DIRECTION:
Search the records for "wing" and copy each line that holds it.

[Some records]
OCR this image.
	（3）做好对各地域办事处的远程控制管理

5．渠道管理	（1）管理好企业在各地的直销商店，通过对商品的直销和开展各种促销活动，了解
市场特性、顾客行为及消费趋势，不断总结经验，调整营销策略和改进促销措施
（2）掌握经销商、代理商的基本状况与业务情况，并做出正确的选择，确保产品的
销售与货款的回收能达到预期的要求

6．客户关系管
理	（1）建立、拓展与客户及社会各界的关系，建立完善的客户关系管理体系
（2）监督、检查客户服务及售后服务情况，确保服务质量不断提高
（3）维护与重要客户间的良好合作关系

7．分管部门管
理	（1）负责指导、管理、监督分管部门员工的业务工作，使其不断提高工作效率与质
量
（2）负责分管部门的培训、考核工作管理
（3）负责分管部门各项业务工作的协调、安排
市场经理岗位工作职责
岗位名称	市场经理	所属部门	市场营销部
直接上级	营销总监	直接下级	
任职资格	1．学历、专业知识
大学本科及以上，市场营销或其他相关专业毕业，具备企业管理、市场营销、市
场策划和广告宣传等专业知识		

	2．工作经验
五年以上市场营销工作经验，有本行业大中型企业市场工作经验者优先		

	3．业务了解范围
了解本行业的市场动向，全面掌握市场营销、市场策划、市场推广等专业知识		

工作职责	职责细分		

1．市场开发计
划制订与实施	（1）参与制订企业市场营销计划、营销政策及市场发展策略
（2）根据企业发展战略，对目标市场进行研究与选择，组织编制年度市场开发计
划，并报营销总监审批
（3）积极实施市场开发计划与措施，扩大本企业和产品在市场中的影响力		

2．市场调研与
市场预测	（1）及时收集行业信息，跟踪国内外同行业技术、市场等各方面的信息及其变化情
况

...

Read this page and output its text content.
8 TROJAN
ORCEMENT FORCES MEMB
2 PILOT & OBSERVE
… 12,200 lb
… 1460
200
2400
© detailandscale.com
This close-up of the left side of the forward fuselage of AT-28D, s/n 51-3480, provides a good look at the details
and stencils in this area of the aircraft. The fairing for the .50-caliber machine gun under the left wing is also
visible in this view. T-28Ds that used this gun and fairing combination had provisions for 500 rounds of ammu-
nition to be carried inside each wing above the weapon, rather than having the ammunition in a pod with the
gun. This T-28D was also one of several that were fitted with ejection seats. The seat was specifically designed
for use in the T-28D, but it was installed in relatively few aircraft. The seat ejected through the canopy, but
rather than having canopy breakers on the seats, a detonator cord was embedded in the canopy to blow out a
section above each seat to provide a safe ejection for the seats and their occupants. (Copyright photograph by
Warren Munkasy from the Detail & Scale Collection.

EXERCISE OUTPUT:
and stencils in this area of the aircraft. The fairing for the .50-caliber machine gun under the left wing is also
nition to be carried inside each wing above the weapon, rather than having the ammunition in a pod with the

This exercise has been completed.